- **Written request**: Determine how many lines in the records contain the string "labels". Reply with only that number.

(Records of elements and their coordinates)
____________________

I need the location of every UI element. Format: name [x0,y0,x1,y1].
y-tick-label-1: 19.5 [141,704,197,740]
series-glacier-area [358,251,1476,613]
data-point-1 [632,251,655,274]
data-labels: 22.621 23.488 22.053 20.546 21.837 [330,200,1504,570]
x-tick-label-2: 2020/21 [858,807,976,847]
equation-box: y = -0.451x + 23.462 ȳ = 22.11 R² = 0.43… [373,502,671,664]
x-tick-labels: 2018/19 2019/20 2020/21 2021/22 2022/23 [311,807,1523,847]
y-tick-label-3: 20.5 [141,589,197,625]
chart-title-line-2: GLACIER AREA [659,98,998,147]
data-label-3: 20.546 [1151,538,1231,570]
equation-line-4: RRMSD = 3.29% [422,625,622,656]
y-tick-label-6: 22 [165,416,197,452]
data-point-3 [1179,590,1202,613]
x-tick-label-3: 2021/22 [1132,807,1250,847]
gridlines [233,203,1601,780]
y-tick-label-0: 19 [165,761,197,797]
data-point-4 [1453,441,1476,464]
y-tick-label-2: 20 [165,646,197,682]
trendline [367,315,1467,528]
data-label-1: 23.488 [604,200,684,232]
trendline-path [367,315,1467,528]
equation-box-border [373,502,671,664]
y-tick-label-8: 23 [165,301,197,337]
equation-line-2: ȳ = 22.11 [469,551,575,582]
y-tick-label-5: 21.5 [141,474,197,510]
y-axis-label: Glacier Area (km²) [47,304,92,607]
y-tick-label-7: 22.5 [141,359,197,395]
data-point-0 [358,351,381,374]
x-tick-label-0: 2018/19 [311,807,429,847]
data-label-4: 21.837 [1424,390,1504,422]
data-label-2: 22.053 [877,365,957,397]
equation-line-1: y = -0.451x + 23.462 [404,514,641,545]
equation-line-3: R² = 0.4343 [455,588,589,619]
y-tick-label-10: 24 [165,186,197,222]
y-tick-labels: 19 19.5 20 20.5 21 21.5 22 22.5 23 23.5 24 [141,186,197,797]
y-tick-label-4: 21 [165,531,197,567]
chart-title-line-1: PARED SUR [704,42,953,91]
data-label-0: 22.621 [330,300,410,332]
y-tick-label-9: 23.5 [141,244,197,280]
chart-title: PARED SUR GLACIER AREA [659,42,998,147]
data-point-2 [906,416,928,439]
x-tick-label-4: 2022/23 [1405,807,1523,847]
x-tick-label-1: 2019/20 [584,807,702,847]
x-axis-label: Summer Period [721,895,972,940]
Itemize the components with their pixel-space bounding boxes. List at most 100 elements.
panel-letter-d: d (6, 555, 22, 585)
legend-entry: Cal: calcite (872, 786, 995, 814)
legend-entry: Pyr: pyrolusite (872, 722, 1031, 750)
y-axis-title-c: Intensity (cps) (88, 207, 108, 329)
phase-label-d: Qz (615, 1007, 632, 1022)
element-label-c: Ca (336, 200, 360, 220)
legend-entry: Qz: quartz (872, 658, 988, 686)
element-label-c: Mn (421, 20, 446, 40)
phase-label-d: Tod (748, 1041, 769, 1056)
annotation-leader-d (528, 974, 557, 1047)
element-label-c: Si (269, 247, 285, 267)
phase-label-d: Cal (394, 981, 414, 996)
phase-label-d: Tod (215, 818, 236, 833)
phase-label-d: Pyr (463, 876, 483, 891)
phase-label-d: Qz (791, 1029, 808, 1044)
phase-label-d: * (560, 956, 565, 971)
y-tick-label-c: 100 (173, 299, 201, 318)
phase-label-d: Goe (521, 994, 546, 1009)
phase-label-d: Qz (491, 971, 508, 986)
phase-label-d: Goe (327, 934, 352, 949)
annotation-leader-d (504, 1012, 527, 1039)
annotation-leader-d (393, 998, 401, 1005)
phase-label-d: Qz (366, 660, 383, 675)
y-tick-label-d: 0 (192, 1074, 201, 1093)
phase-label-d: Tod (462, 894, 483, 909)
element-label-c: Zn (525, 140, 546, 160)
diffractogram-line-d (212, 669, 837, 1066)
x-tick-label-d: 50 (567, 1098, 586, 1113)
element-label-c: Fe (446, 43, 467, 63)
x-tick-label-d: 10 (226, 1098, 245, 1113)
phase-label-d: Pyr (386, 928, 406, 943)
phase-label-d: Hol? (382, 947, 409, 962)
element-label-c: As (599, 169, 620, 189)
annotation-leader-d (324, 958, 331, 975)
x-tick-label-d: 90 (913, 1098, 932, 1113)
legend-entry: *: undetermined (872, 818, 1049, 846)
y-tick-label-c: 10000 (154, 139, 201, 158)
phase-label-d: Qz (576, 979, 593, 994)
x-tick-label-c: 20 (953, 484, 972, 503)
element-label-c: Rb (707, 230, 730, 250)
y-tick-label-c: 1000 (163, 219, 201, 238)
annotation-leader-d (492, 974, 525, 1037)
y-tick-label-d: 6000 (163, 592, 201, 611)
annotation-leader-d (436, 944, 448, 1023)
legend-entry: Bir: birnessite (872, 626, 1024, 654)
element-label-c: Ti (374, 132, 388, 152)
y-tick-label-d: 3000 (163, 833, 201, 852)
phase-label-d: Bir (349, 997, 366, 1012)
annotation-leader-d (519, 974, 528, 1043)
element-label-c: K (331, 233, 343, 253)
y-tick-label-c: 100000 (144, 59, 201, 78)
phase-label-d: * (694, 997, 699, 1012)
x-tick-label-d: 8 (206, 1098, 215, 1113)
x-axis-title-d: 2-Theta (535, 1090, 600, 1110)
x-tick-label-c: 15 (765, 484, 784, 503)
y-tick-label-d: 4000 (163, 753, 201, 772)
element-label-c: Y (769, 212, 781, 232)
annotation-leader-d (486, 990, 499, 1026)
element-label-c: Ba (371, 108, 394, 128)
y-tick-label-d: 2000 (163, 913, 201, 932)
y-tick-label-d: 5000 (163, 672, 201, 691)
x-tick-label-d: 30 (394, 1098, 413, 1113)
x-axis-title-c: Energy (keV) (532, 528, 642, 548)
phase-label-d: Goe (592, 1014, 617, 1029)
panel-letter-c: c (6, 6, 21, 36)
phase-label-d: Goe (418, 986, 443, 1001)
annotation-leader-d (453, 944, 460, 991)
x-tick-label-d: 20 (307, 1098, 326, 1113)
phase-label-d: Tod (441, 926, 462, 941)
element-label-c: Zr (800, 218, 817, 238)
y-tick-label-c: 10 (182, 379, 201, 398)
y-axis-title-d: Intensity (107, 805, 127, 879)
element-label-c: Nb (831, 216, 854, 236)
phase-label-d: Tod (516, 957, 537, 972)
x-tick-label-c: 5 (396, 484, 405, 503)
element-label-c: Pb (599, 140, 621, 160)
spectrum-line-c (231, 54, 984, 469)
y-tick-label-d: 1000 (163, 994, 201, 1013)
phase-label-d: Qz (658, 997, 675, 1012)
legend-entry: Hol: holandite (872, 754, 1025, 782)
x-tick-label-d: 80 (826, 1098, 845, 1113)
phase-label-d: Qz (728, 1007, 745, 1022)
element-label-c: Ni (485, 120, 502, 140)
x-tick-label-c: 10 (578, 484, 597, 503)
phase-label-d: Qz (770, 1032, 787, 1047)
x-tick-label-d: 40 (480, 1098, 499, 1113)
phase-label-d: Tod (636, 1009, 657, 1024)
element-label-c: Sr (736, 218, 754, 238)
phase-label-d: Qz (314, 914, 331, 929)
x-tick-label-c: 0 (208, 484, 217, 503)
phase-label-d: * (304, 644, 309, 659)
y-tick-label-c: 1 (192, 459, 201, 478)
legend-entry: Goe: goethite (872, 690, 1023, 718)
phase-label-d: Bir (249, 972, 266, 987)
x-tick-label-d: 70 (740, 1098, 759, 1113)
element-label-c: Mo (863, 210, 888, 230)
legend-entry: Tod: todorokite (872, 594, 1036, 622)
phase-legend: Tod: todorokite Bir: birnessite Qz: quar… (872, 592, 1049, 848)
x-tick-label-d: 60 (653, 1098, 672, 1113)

____________________

- **Finished task**: 3